* [TASK MATERIAL]
[START]

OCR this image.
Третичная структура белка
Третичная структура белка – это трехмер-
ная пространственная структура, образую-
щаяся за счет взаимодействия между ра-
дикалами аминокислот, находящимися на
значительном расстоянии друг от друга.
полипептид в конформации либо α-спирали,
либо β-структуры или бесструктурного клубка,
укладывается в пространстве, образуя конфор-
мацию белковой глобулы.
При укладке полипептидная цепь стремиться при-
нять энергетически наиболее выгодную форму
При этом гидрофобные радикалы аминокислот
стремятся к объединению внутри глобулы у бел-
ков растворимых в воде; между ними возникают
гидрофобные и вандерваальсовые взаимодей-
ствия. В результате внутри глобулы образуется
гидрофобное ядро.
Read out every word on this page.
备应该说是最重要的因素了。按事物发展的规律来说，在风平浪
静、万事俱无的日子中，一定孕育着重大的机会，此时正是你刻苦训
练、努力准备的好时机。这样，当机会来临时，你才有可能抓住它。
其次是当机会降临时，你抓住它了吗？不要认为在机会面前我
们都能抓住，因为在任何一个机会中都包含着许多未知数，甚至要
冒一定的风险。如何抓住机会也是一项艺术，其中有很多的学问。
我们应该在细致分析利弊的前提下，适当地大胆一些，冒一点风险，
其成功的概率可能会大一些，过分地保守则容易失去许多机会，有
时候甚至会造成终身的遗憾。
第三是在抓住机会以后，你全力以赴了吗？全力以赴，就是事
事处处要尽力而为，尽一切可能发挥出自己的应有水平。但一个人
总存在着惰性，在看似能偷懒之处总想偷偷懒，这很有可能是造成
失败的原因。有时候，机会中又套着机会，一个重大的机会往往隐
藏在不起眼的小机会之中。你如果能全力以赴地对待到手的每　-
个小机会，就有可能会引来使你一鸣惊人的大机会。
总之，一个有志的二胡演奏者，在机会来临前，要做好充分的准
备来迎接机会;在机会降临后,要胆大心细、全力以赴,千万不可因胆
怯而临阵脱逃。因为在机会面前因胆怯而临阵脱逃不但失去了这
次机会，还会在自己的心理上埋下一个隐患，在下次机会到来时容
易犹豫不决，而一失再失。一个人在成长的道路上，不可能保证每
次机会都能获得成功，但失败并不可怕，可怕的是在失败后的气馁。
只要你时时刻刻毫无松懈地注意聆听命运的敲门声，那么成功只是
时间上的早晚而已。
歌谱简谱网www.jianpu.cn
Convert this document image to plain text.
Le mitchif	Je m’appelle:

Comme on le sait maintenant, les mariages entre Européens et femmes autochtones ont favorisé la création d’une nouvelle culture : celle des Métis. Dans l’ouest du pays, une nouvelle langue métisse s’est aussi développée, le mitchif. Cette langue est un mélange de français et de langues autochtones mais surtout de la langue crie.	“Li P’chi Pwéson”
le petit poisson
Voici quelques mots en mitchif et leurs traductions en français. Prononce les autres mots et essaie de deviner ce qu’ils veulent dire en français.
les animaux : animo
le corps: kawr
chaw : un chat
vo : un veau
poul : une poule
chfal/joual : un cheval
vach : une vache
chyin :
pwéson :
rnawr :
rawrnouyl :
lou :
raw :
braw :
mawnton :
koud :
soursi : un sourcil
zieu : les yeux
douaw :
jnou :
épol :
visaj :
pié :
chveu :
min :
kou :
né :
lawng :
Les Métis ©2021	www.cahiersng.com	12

[END]

Copy every record above exactly as it appears.

OCR this image.
Третичная структура белка
Третичная структура белка – это трехмер-
ная пространственная структура, образую-
щаяся за счет взаимодействия между ра-
дикалами аминокислот, находящимися на
значительном расстоянии друг от друга.
полипептид в конформации либо α-спирали,
либо β-структуры или бесструктурного клубка,
укладывается в пространстве, образуя конфор-
мацию белковой глобулы.
При укладке полипептидная цепь стремиться при-
нять энергетически наиболее выгодную форму
При этом гидрофобные радикалы аминокислот
стремятся к объединению внутри глобулы у бел-
ков растворимых в воде; между ними возникают
гидрофобные и вандерваальсовые взаимодей-
ствия. В результате внутри глобулы образуется
гидрофобное ядро.
Read out every word on this page.
备应该说是最重要的因素了。按事物发展的规律来说，在风平浪
静、万事俱无的日子中，一定孕育着重大的机会，此时正是你刻苦训
练、努力准备的好时机。这样，当机会来临时，你才有可能抓住它。
其次是当机会降临时，你抓住它了吗？不要认为在机会面前我
们都能抓住，因为在任何一个机会中都包含着许多未知数，甚至要
冒一定的风险。如何抓住机会也是一项艺术，其中有很多的学问。
我们应该在细致分析利弊的前提下，适当地大胆一些，冒一点风险，
其成功的概率可能会大一些，过分地保守则容易失去许多机会，有
时候甚至会造成终身的遗憾。
第三是在抓住机会以后，你全力以赴了吗？全力以赴，就是事
事处处要尽力而为，尽一切可能发挥出自己的应有水平。但一个人
总存在着惰性，在看似能偷懒之处总想偷偷懒，这很有可能是造成
失败的原因。有时候，机会中又套着机会，一个重大的机会往往隐
藏在不起眼的小机会之中。你如果能全力以赴地对待到手的每　-
个小机会，就有可能会引来使你一鸣惊人的大机会。
总之，一个有志的二胡演奏者，在机会来临前，要做好充分的准
备来迎接机会;在机会降临后,要胆大心细、全力以赴,千万不可因胆
怯而临阵脱逃。因为在机会面前因胆怯而临阵脱逃不但失去了这
次机会，还会在自己的心理上埋下一个隐患，在下次机会到来时容
易犹豫不决，而一失再失。一个人在成长的道路上，不可能保证每
次机会都能获得成功，但失败并不可怕，可怕的是在失败后的气馁。
只要你时时刻刻毫无松懈地注意聆听命运的敲门声，那么成功只是
时间上的早晚而已。
歌谱简谱网www.jianpu.cn
Convert this document image to plain text.
Le mitchif	Je m’appelle:

Comme on le sait maintenant, les mariages entre Européens et femmes autochtones ont favorisé la création d’une nouvelle culture : celle des Métis. Dans l’ouest du pays, une nouvelle langue métisse s’est aussi développée, le mitchif. Cette langue est un mélange de français et de langues autochtones mais surtout de la langue crie.	“Li P’chi Pwéson”
le petit poisson
Voici quelques mots en mitchif et leurs traductions en français. Prononce les autres mots et essaie de deviner ce qu’ils veulent dire en français.
les animaux : animo
le corps: kawr
chaw : un chat
vo : un veau
poul : une poule
chfal/joual : un cheval
vach : une vache
chyin :
pwéson :
rnawr :
rawrnouyl :
lou :
raw :
braw :
mawnton :
koud :
soursi : un sourcil
zieu : les yeux
douaw :
jnou :
épol :
visaj :
pié :
chveu :
min :
kou :
né :
lawng :
Les Métis ©2021	www.cahiersng.com	12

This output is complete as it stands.